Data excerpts

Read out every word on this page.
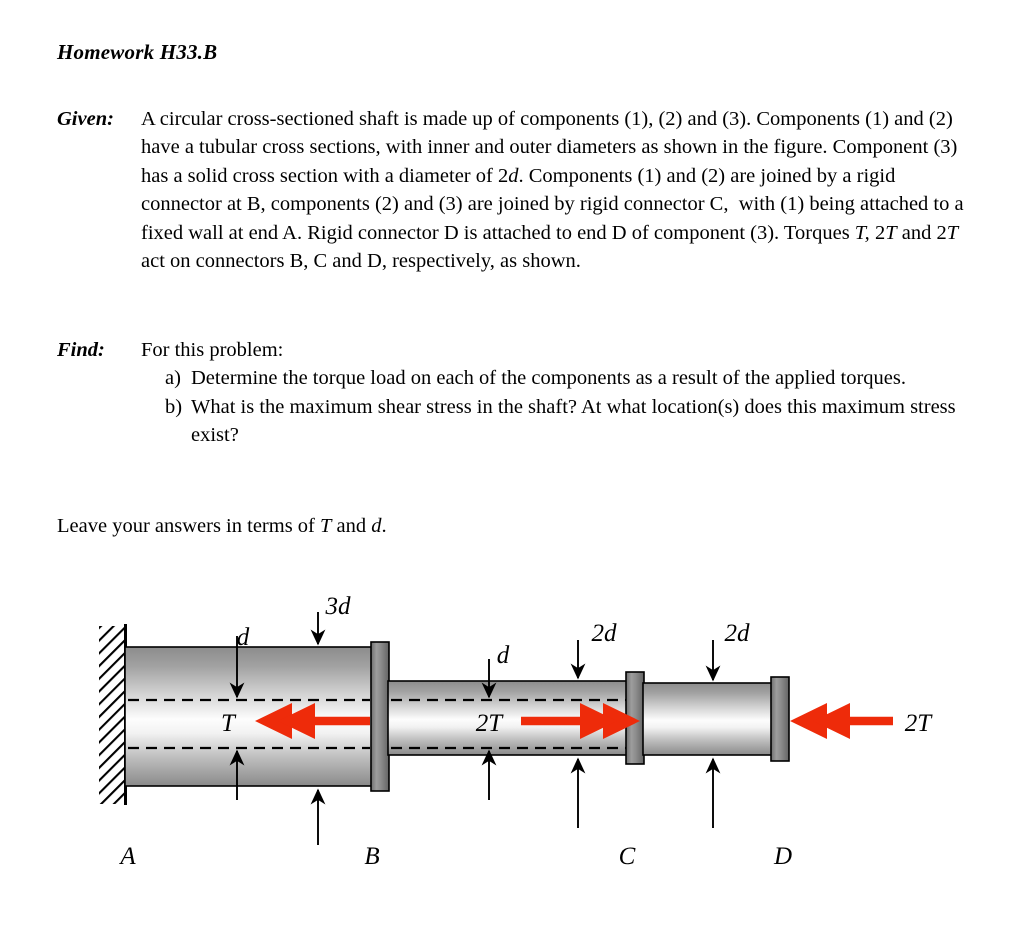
Homework H33.B
Given:	A circular cross-sectioned shaft is made up of components (1), (2) and (3). Components (1) and (2) have a tubular cross sections, with inner and outer diameters as shown in the figure. Component (3) has a solid cross section with a diameter of 2d. Components (1) and (2) are joined by a rigid connector at B, components (2) and (3) are joined by rigid connector C,  with (1) being attached to a fixed wall at end A. Rigid connector D is attached to end D of component (3). Torques T, 2T and 2T act on connectors B, C and D, respectively, as shown.

Find:	For this problem:

a) Determine the torque load on each of the components as a result of the applied torques.
b) What is the maximum shear stress in the shaft? At what location(s) does this maximum stress exist?
Leave your answers in terms of T and d.
d
3d
d
2d	2d
T	2T	2T
A	B	C	D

> _DIRECTIVE_
Your answer should be a single number: how many lines of the material contain the word "this".

> _SOLUTION BELOW_
3